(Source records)
** begin **

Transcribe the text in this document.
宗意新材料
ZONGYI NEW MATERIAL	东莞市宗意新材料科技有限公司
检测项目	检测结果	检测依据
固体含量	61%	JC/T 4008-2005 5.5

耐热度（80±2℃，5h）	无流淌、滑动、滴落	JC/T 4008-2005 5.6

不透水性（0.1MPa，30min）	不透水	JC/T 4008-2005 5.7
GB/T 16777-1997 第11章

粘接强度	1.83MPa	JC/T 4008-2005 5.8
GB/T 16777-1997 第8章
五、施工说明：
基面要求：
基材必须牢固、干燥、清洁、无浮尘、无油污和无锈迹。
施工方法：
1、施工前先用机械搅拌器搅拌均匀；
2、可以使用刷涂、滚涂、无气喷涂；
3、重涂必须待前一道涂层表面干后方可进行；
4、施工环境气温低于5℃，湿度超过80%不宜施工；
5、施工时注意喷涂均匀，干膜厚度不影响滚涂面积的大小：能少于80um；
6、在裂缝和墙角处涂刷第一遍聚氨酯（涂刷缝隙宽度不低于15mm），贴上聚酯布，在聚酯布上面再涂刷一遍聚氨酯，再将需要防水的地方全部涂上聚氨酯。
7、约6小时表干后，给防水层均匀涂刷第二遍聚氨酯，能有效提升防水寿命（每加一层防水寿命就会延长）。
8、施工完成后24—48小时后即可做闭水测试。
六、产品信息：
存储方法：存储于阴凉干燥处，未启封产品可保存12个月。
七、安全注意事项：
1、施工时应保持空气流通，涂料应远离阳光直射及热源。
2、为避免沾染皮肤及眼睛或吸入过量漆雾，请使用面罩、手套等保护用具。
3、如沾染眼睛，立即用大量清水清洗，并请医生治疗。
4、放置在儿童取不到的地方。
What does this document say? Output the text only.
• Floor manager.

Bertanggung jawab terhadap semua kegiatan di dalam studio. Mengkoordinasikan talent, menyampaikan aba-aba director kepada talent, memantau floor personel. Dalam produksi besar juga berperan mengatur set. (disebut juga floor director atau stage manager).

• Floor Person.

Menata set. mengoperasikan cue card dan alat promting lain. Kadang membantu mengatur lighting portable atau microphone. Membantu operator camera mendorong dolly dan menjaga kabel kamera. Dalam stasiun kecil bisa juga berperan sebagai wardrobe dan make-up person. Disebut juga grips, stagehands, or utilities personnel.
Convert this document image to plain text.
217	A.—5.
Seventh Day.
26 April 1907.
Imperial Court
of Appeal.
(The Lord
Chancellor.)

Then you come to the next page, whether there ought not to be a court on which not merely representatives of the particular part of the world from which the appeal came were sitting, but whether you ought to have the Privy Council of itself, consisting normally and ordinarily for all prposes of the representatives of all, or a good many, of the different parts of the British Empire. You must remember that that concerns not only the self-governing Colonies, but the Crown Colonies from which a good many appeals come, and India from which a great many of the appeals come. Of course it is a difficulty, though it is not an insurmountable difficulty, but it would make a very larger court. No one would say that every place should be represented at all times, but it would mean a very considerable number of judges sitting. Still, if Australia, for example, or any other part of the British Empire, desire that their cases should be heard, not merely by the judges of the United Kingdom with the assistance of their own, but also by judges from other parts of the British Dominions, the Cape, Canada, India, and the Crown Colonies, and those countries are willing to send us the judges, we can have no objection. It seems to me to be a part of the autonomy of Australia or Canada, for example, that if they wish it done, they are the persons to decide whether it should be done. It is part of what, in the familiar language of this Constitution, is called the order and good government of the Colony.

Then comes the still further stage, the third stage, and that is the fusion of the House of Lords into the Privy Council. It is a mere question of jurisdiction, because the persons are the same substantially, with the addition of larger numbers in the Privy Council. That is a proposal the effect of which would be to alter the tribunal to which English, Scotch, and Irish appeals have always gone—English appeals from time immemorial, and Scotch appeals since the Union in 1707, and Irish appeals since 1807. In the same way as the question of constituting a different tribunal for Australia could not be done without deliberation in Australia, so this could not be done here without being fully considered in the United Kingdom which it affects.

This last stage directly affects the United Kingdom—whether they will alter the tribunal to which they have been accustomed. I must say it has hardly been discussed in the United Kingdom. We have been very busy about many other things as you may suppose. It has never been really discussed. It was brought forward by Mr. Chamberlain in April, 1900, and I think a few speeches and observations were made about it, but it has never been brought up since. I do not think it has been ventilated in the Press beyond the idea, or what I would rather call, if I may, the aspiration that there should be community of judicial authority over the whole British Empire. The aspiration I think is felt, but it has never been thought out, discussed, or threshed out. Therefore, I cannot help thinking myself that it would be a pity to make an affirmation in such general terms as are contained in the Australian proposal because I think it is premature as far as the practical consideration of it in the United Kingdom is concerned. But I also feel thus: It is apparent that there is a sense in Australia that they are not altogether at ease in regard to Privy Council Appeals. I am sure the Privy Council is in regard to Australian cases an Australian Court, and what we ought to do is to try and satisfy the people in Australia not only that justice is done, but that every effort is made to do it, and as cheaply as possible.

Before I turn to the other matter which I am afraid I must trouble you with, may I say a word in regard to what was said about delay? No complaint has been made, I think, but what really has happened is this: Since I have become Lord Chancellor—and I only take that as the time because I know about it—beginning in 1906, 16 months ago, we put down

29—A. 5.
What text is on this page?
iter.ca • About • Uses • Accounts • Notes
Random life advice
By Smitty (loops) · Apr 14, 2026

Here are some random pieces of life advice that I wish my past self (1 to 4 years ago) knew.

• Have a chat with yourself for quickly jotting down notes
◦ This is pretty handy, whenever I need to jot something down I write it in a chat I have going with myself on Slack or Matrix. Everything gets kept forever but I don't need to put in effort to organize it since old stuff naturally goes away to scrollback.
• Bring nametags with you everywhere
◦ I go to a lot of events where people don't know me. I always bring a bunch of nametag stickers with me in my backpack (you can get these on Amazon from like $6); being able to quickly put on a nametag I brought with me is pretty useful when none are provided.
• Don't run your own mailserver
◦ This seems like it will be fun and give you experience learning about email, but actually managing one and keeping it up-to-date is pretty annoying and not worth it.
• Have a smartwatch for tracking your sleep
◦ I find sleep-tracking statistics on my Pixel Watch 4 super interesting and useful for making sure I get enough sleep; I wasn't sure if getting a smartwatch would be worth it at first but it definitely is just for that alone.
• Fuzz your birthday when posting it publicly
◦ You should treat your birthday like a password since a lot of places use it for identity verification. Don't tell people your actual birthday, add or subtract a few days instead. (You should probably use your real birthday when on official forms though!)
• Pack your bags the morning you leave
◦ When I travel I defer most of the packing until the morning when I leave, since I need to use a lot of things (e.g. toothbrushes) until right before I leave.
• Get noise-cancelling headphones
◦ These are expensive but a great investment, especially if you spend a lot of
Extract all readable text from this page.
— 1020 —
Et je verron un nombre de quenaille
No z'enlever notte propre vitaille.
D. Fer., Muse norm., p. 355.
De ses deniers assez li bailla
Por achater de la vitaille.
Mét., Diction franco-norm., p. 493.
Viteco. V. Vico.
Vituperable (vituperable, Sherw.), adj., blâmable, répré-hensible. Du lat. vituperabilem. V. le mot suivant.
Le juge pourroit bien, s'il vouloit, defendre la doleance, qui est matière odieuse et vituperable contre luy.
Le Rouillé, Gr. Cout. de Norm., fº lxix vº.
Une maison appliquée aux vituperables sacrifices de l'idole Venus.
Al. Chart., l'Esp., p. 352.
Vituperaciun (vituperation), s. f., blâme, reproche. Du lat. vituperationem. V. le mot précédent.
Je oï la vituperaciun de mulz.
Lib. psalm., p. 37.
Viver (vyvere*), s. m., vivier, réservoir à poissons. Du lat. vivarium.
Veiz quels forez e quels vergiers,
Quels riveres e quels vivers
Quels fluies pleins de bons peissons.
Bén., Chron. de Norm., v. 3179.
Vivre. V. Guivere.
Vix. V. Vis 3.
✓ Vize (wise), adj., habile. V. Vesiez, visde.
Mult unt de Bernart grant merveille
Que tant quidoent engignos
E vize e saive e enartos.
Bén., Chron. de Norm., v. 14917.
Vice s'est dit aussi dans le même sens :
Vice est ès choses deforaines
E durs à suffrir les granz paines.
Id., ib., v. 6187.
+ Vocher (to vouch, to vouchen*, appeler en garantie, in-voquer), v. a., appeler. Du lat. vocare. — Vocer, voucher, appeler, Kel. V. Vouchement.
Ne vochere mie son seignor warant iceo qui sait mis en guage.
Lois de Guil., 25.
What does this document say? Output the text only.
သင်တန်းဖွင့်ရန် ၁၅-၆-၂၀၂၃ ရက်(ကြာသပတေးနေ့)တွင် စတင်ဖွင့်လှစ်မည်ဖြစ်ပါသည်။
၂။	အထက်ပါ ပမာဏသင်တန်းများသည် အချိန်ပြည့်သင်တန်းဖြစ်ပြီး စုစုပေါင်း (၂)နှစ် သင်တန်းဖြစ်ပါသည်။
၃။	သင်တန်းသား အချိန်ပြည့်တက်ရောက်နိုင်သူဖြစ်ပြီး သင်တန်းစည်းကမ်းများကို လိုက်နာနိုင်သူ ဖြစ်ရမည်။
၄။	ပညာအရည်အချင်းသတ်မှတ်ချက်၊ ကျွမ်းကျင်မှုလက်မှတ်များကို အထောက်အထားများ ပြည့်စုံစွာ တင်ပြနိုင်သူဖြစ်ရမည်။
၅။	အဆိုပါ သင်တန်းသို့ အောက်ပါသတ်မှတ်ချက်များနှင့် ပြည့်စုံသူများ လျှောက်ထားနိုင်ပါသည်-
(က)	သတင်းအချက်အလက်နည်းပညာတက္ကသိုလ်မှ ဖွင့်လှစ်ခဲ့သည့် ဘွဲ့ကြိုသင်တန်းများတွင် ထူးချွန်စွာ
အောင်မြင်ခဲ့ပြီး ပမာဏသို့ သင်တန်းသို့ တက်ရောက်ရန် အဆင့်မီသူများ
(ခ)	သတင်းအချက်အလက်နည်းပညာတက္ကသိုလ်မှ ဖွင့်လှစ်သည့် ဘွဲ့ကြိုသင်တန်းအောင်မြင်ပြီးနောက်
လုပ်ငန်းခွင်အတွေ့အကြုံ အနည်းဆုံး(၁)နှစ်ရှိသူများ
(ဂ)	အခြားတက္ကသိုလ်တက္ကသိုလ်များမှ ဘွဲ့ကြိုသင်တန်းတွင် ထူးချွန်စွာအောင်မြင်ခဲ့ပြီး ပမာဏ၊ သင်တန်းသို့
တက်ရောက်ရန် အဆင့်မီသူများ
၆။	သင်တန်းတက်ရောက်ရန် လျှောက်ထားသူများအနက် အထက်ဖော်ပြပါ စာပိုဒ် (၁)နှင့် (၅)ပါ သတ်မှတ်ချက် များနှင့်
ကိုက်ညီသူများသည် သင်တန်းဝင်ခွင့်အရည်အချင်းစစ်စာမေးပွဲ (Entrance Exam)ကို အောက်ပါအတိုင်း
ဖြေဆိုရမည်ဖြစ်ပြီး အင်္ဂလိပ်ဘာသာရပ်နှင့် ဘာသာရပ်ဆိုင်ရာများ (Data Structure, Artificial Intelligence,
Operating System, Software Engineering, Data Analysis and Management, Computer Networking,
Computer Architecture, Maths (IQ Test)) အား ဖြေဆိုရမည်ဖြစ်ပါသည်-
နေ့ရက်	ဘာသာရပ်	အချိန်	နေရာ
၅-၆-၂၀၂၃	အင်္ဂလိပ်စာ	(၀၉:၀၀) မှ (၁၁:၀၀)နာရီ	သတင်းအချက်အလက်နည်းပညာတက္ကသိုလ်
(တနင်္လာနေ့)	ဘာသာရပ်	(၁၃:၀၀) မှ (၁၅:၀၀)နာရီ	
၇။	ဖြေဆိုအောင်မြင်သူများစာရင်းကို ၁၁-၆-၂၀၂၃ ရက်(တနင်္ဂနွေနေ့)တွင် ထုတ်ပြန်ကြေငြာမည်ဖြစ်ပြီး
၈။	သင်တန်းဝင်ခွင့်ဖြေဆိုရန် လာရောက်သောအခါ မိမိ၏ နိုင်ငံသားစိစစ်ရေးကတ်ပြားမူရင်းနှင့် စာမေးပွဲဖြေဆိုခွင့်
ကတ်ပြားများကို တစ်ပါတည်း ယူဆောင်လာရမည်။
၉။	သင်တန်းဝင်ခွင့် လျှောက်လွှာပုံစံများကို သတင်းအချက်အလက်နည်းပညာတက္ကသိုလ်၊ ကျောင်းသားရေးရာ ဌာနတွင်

** end **

_Given instruction:_ Choose all lines containing the string "birthday" and copy them out.

_Task output:_
• Fuzz your birthday when posting it publicly
◦ You should treat your birthday like a password since a lot of places use it for identity verification. Don't tell people your actual birthday, add or subtract a few days instead. (You should probably use your real birthday when on official forms though!)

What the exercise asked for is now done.